## THE PROBLEM
Skip the pictures. Transcribe the rest of the data below without changing a word.

## DATA SUPPLIED
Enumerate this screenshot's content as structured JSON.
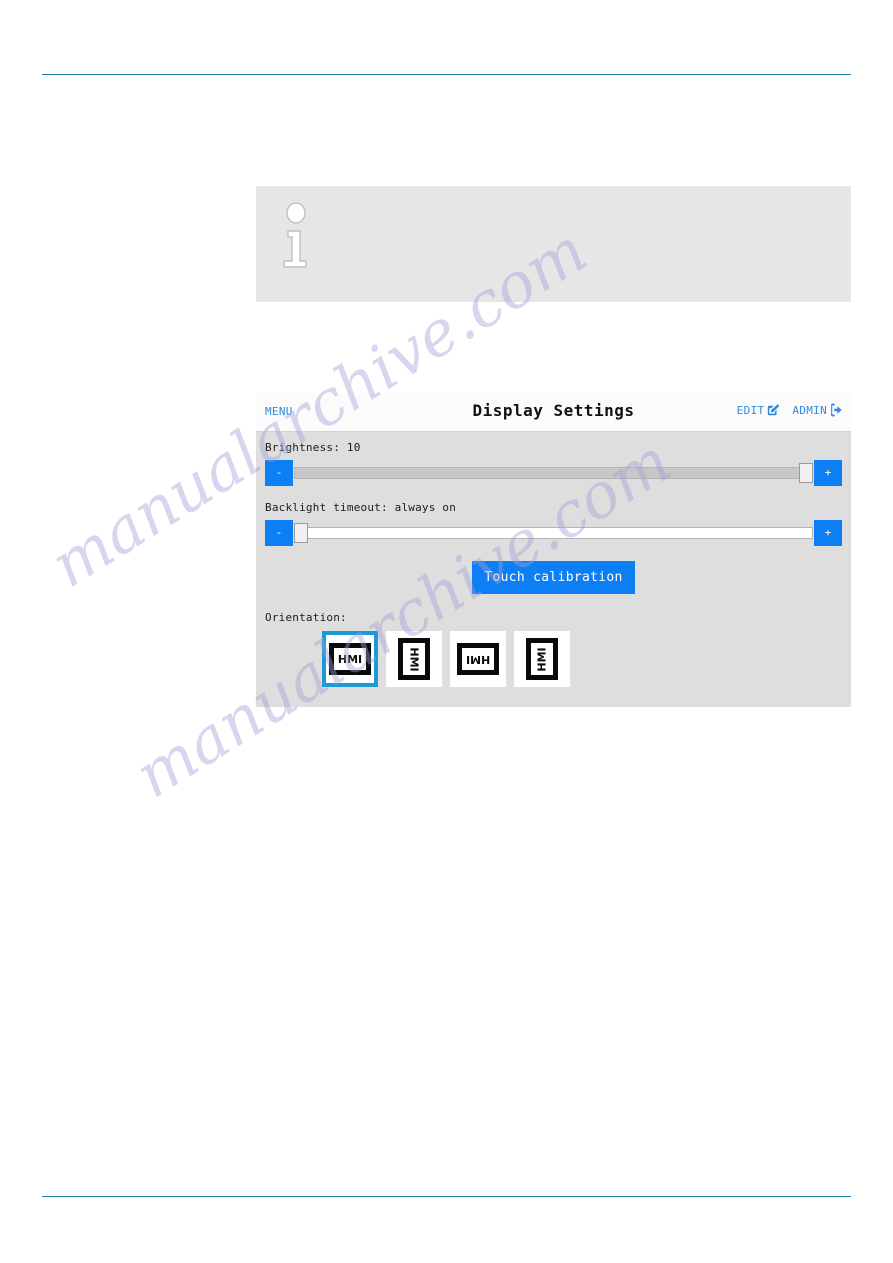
{
  "page": {
    "rule_color": "#1b7fa8",
    "watermark_text": "manualarchive.com"
  },
  "info_box": {
    "icon": "info-i-icon",
    "text": ""
  },
  "hmi": {
    "header": {
      "menu_label": "MENU",
      "title": "Display Settings",
      "edit_label": "EDIT",
      "edit_icon": "edit-square-pencil-icon",
      "admin_label": "ADMIN",
      "admin_icon": "logout-arrow-icon"
    },
    "brightness": {
      "label": "Brightness: 10",
      "value": 10,
      "minus_label": "-",
      "plus_label": "+",
      "thumb_position": "max"
    },
    "backlight": {
      "label": "Backlight timeout: always on",
      "value": "always on",
      "minus_label": "-",
      "plus_label": "+",
      "thumb_position": "min"
    },
    "touch_calibration": {
      "label": "Touch calibration"
    },
    "orientation": {
      "label": "Orientation:",
      "screen_text": "HMI",
      "options": [
        {
          "name": "orientation-0",
          "rotation": 0,
          "shape": "landscape",
          "selected": true
        },
        {
          "name": "orientation-90",
          "rotation": 90,
          "shape": "portrait",
          "selected": false
        },
        {
          "name": "orientation-180",
          "rotation": 180,
          "shape": "landscape",
          "selected": false
        },
        {
          "name": "orientation-270",
          "rotation": 270,
          "shape": "portrait",
          "selected": false
        }
      ]
    },
    "colors": {
      "accent_blue": "#0d7ff5",
      "link_blue": "#2d8ae0",
      "select_blue": "#1b9ad6",
      "panel_bg": "#dedede",
      "header_bg": "#fbfbfb"
    }
  }
}
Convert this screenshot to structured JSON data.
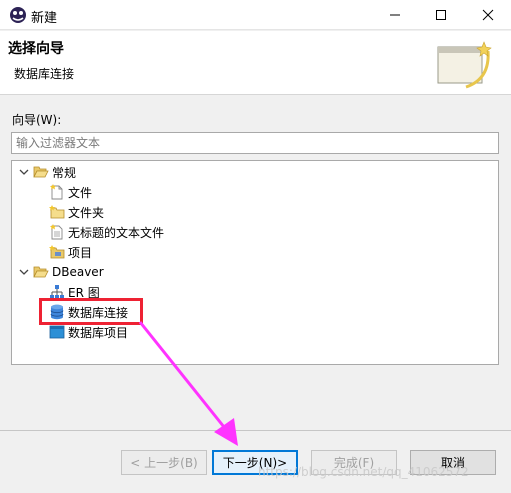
{
  "window": {
    "title": "新建"
  },
  "header": {
    "title": "选择向导",
    "subtitle": "数据库连接"
  },
  "wizard": {
    "label": "向导(W):"
  },
  "filter": {
    "placeholder": "输入过滤器文本"
  },
  "tree": {
    "groups": [
      {
        "label": "常规",
        "expanded": true,
        "items": [
          "文件",
          "文件夹",
          "无标题的文本文件",
          "项目"
        ]
      },
      {
        "label": "DBeaver",
        "expanded": true,
        "items": [
          "ER 图",
          "数据库连接",
          "数据库项目"
        ]
      }
    ],
    "selected": "数据库连接"
  },
  "buttons": {
    "back": "< 上一步(B)",
    "next": "下一步(N)>",
    "finish": "完成(F)",
    "cancel": "取消"
  },
  "watermark": "https://blog.csdn.net/qq_41062572",
  "colors": {
    "highlight": "#ee2233",
    "arrow": "#ff33ff",
    "accent": "#0078d7"
  }
}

## FINAL ANSWER
Enumerate this screenshot's content as structured JSON.
{
  "page": {
    "rule_color": "#1b7fa8",
    "watermark_text": "manualarchive.com"
  },
  "info_box": {
    "icon": "info-i-icon",
    "text": ""
  },
  "hmi": {
    "header": {
      "menu_label": "MENU",
      "title": "Display Settings",
      "edit_label": "EDIT",
      "edit_icon": "edit-square-pencil-icon",
      "admin_label": "ADMIN",
      "admin_icon": "logout-arrow-icon"
    },
    "brightness": {
      "label": "Brightness: 10",
      "value": 10,
      "minus_label": "-",
      "plus_label": "+",
      "thumb_position": "max"
    },
    "backlight": {
      "label": "Backlight timeout: always on",
      "value": "always on",
      "minus_label": "-",
      "plus_label": "+",
      "thumb_position": "min"
    },
    "touch_calibration": {
      "label": "Touch calibration"
    },
    "orientation": {
      "label": "Orientation:",
      "screen_text": "HMI",
      "options": [
        {
          "name": "orientation-0",
          "rotation": 0,
          "shape": "landscape",
          "selected": true
        },
        {
          "name": "orientation-90",
          "rotation": 90,
          "shape": "portrait",
          "selected": false
        },
        {
          "name": "orientation-180",
          "rotation": 180,
          "shape": "landscape",
          "selected": false
        },
        {
          "name": "orientation-270",
          "rotation": 270,
          "shape": "portrait",
          "selected": false
        }
      ]
    },
    "colors": {
      "accent_blue": "#0d7ff5",
      "link_blue": "#2d8ae0",
      "select_blue": "#1b9ad6",
      "panel_bg": "#dedede",
      "header_bg": "#fbfbfb"
    }
  }
}
Convert this screenshot to structured JSON data.
{
  "window": {
    "title": "新建"
  },
  "header": {
    "title": "选择向导",
    "subtitle": "数据库连接"
  },
  "wizard": {
    "label": "向导(W):"
  },
  "filter": {
    "placeholder": "输入过滤器文本"
  },
  "tree": {
    "groups": [
      {
        "label": "常规",
        "expanded": true,
        "items": [
          "文件",
          "文件夹",
          "无标题的文本文件",
          "项目"
        ]
      },
      {
        "label": "DBeaver",
        "expanded": true,
        "items": [
          "ER 图",
          "数据库连接",
          "数据库项目"
        ]
      }
    ],
    "selected": "数据库连接"
  },
  "buttons": {
    "back": "< 上一步(B)",
    "next": "下一步(N)>",
    "finish": "完成(F)",
    "cancel": "取消"
  },
  "watermark": "https://blog.csdn.net/qq_41062572",
  "colors": {
    "highlight": "#ee2233",
    "arrow": "#ff33ff",
    "accent": "#0078d7"
  }
}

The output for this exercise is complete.